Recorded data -
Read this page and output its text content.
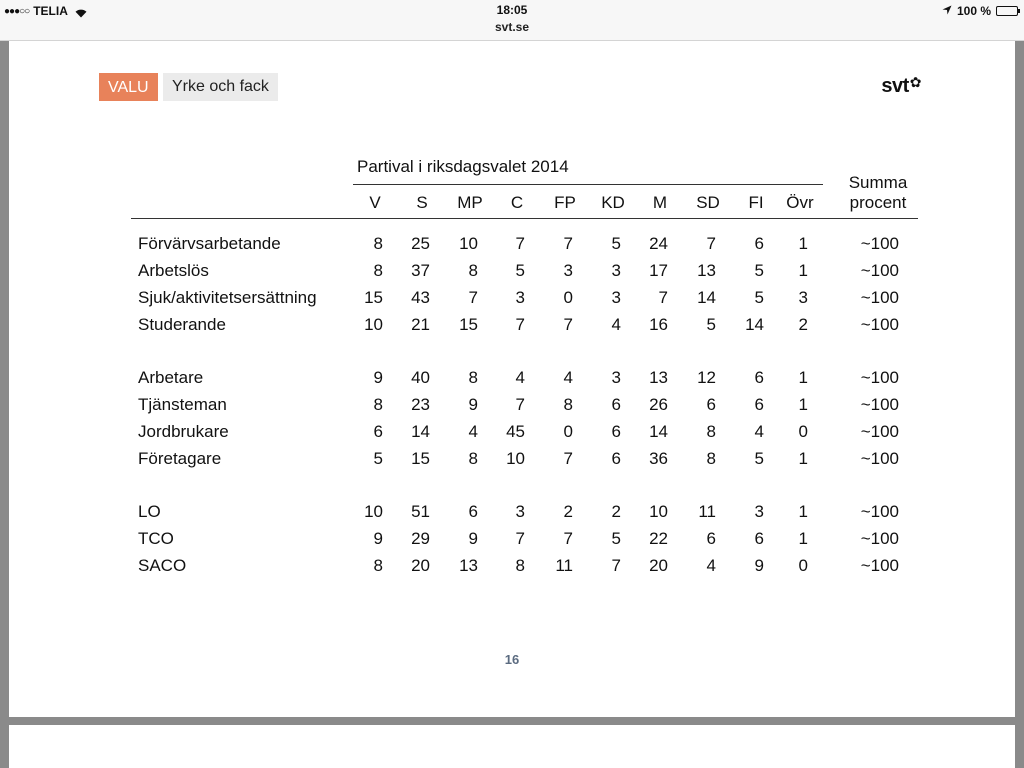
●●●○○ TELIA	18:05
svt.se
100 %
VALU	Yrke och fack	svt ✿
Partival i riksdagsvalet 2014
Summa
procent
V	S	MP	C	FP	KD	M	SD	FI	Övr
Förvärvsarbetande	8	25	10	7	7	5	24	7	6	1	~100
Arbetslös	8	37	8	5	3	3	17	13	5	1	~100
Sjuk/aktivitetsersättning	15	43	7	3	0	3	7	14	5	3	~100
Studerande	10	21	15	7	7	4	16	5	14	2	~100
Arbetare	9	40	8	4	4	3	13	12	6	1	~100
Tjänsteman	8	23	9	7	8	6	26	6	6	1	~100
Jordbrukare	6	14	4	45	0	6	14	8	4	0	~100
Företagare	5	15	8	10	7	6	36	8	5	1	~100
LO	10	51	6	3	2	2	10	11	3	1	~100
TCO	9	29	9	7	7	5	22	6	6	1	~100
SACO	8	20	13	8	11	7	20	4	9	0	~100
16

PROBLEM TO SOLVE -
Reproduce all entries without any change, and omit the pictures.

WORKED ANSWER -
Read this page and output its text content.
●●●○○ TELIA	18:05
svt.se
100 %
VALU	Yrke och fack	svt ✿
Partival i riksdagsvalet 2014
Summa
procent
V	S	MP	C	FP	KD	M	SD	FI	Övr
Förvärvsarbetande	8	25	10	7	7	5	24	7	6	1	~100
Arbetslös	8	37	8	5	3	3	17	13	5	1	~100
Sjuk/aktivitetsersättning	15	43	7	3	0	3	7	14	5	3	~100
Studerande	10	21	15	7	7	4	16	5	14	2	~100
Arbetare	9	40	8	4	4	3	13	12	6	1	~100
Tjänsteman	8	23	9	7	8	6	26	6	6	1	~100
Jordbrukare	6	14	4	45	0	6	14	8	4	0	~100
Företagare	5	15	8	10	7	6	36	8	5	1	~100
LO	10	51	6	3	2	2	10	11	3	1	~100
TCO	9	29	9	7	7	5	22	6	6	1	~100
SACO	8	20	13	8	11	7	20	4	9	0	~100
16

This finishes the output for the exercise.